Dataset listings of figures
----------
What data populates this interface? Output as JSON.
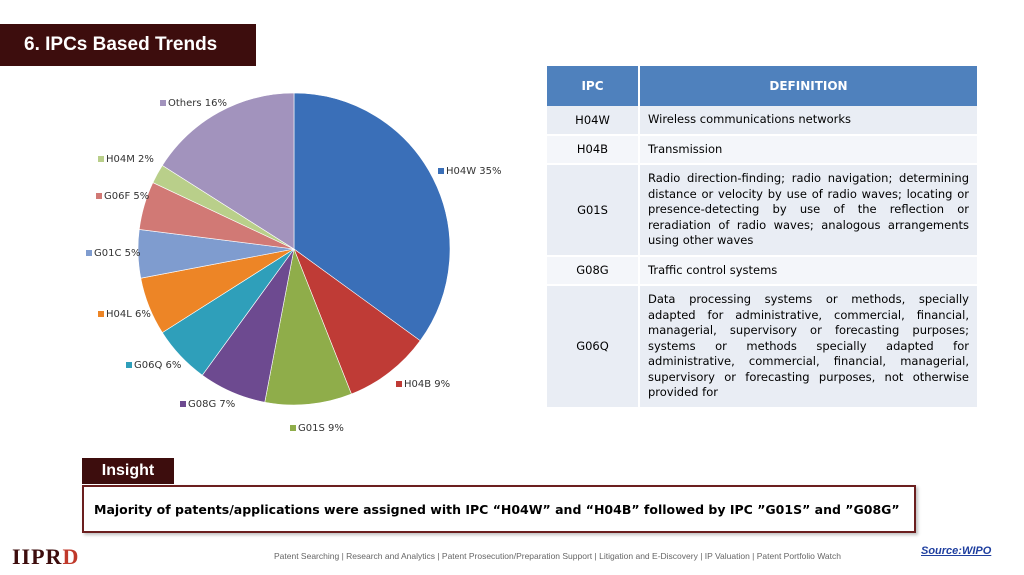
{
  "title": "6.  IPCs Based Trends",
  "chart_data": {
    "type": "pie",
    "slices": [
      {
        "label": "H04W",
        "value": 35,
        "color": "#3a6fb8"
      },
      {
        "label": "H04B",
        "value": 9,
        "color": "#bf3b36"
      },
      {
        "label": "G01S",
        "value": 9,
        "color": "#8fad4a"
      },
      {
        "label": "G08G",
        "value": 7,
        "color": "#6d4a90"
      },
      {
        "label": "G06Q",
        "value": 6,
        "color": "#2f9fba"
      },
      {
        "label": "H04L",
        "value": 6,
        "color": "#ed8526"
      },
      {
        "label": "G01C",
        "value": 5,
        "color": "#7f9ccf"
      },
      {
        "label": "G06F",
        "value": 5,
        "color": "#d17975"
      },
      {
        "label": "H04M",
        "value": 2,
        "color": "#b9cf8a"
      },
      {
        "label": "Others",
        "value": 16,
        "color": "#a293bd"
      }
    ]
  },
  "table": {
    "headers": [
      "IPC",
      "DEFINITION"
    ],
    "rows": [
      {
        "code": "H04W",
        "definition": "Wireless communications networks"
      },
      {
        "code": "H04B",
        "definition": "Transmission"
      },
      {
        "code": "G01S",
        "definition": "Radio direction-finding; radio navigation; determining distance or velocity by use of radio waves; locating or presence-detecting by use of the reflection or reradiation of radio waves; analogous arrangements using other waves"
      },
      {
        "code": "G08G",
        "definition": "Traffic control systems"
      },
      {
        "code": "G06Q",
        "definition": "Data processing systems or methods, specially adapted for administrative, commercial, financial, managerial, supervisory or forecasting purposes; systems or methods specially adapted for administrative, commercial, financial, managerial, supervisory or forecasting purposes, not otherwise provided for"
      }
    ]
  },
  "insight": {
    "label": "Insight",
    "text": "Majority of patents/applications were assigned with IPC “H04W” and “H04B” followed by IPC ”G01S” and ”G08G”"
  },
  "logo_text": "IIPRD",
  "footer_text": "Patent Searching | Research and Analytics | Patent Prosecution/Preparation Support | Litigation and E-Discovery | IP Valuation | Patent Portfolio Watch",
  "source_text": "Source:WIPO"
}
----------
## Challenge
Identify and list each line with the word "systems".

## Task response
        "definition": "Traffic control systems"
        "definition": "Data processing systems or methods, specially adapted for administrative, commercial, financial, managerial, supervisory or forecasting purposes; systems or methods specially adapted for administrative, commercial, financial, managerial, supervisory or forecasting purposes, not otherwise provided for"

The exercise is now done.